• [Direction] For each line below that includes the word "JSON", make a copy.

(Data entries for graphics)
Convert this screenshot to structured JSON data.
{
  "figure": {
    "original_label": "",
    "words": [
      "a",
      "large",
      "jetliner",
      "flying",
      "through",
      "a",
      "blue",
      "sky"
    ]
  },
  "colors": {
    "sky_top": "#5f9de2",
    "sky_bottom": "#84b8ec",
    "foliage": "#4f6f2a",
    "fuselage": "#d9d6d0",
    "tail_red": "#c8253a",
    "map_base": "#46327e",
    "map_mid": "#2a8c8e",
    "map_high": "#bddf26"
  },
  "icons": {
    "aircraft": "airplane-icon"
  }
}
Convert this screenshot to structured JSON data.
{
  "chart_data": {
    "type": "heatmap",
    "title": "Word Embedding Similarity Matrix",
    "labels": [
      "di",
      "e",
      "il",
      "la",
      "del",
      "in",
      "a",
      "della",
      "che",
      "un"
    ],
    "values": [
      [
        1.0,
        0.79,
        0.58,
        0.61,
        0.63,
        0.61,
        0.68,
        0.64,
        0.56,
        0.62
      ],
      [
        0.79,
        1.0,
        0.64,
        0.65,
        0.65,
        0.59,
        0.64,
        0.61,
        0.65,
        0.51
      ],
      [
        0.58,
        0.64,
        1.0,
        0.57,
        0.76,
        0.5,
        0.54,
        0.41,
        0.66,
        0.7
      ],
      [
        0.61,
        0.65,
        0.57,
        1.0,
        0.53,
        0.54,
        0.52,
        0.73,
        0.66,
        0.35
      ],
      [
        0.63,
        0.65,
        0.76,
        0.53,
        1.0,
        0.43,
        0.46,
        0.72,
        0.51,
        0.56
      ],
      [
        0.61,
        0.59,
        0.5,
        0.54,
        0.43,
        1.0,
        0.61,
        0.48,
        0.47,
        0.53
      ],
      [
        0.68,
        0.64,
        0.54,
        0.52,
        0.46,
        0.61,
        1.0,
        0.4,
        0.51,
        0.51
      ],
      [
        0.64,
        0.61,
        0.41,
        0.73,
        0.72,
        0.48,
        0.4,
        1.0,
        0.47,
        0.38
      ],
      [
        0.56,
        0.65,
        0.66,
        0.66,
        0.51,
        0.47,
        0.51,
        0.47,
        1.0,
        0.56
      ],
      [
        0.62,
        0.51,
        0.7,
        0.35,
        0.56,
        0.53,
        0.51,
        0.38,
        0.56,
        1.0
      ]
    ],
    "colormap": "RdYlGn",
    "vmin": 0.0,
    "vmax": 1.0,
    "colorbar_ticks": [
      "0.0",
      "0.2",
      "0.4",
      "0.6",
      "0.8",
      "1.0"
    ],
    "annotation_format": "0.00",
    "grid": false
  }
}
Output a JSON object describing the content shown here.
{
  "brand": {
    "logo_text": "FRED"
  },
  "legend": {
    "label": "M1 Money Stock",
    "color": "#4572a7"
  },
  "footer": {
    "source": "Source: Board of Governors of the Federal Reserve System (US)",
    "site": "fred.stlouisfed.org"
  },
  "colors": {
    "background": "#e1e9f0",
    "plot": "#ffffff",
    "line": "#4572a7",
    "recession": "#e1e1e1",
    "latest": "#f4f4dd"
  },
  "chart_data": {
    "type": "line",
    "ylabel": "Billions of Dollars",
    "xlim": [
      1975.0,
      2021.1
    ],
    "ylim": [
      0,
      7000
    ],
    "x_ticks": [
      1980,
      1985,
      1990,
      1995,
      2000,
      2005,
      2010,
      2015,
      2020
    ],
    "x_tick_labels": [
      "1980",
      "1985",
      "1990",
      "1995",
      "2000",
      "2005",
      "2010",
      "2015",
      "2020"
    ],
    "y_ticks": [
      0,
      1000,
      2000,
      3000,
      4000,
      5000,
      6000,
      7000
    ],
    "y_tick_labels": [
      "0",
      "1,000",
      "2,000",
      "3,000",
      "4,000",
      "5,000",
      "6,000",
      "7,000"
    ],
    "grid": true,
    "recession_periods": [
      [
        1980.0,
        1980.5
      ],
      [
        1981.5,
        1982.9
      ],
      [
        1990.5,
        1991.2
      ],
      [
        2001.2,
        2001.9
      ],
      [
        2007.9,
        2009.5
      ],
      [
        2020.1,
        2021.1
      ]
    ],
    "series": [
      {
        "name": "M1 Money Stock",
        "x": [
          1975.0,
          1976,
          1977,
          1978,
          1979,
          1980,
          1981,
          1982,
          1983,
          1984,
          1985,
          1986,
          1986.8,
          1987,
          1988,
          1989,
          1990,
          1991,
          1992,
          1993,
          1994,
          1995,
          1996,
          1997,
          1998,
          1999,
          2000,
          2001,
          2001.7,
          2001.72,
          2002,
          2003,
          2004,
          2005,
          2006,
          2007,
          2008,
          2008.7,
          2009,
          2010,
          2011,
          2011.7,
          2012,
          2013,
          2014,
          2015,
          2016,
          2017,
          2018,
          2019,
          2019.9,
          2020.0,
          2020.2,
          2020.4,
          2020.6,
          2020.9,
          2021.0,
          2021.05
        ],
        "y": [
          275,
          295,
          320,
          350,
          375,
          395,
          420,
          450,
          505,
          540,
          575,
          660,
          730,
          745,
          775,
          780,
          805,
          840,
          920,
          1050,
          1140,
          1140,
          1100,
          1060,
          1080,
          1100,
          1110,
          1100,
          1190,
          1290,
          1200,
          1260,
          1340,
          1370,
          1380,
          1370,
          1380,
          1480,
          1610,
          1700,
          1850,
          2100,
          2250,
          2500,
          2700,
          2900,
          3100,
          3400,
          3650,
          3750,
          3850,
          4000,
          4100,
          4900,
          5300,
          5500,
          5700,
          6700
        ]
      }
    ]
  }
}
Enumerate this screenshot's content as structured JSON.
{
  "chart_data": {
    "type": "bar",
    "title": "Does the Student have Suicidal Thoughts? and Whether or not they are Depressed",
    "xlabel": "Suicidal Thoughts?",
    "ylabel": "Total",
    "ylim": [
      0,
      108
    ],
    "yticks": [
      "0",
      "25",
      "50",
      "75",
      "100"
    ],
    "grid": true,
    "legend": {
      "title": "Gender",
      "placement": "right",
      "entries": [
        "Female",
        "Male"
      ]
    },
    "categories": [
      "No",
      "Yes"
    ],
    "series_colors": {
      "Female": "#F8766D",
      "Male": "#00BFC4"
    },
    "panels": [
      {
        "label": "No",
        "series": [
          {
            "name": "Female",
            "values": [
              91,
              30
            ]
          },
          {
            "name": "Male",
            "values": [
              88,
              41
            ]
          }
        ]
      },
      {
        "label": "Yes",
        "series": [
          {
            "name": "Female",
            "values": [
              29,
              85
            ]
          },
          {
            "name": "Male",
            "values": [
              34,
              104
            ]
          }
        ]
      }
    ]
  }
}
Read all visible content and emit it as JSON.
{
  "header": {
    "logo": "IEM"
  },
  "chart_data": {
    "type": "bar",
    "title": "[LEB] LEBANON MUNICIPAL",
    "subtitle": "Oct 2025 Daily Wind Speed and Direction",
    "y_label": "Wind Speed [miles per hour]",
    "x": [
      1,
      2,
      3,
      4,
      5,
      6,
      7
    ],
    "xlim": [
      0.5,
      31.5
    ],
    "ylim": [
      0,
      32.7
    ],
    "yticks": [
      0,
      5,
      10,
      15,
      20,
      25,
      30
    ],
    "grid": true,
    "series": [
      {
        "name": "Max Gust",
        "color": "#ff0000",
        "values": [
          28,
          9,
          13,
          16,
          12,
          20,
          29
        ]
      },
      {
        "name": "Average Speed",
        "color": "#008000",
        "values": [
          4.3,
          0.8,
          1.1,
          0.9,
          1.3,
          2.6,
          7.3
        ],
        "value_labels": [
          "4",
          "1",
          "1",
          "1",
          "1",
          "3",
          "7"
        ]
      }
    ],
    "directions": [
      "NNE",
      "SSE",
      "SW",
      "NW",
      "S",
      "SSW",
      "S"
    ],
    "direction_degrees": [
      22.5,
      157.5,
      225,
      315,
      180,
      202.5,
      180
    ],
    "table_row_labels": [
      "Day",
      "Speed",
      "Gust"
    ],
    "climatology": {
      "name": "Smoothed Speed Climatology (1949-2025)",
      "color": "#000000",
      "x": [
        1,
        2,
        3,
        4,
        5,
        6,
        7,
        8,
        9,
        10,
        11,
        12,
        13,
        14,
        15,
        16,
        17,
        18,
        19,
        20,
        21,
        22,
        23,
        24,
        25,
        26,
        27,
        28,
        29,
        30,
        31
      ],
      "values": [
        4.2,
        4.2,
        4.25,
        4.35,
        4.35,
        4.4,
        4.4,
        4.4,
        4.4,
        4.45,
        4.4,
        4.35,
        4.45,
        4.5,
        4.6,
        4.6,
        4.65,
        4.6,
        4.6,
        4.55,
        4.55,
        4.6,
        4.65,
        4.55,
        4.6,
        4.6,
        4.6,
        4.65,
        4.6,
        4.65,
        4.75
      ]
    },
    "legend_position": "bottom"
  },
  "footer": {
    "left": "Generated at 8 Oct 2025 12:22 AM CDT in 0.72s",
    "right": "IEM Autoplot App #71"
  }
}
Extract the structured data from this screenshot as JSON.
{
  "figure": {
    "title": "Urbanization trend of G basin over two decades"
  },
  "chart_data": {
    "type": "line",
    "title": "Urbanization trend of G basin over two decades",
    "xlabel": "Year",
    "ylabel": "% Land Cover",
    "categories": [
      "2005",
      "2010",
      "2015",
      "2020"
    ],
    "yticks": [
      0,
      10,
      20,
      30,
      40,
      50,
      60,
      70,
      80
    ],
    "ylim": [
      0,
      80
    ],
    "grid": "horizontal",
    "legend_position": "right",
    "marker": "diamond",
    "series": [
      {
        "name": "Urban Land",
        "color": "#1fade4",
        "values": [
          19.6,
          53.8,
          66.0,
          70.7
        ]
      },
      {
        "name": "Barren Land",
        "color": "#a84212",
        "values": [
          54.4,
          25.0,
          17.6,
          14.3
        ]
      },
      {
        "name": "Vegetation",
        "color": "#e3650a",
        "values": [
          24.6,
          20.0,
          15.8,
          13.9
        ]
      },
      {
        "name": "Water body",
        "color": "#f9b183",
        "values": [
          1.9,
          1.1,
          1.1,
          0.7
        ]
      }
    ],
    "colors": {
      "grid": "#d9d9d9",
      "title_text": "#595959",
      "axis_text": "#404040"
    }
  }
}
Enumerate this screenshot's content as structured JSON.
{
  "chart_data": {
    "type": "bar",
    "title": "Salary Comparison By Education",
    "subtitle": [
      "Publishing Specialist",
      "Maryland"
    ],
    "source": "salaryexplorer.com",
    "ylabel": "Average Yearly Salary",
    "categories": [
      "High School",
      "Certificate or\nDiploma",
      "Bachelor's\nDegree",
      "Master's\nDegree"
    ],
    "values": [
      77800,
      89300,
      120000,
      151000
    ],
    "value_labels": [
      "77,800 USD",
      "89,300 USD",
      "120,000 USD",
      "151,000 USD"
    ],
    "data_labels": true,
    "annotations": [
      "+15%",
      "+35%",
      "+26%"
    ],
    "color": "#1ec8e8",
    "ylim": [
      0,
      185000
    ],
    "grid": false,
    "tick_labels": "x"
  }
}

• [Task response]
Convert this screenshot to structured JSON data.
Convert this screenshot to structured JSON data.
Output a JSON object describing the content shown here.
Enumerate this screenshot's content as structured JSON.
Read all visible content and emit it as JSON.
Extract the structured data from this screenshot as JSON.
Enumerate this screenshot's content as structured JSON.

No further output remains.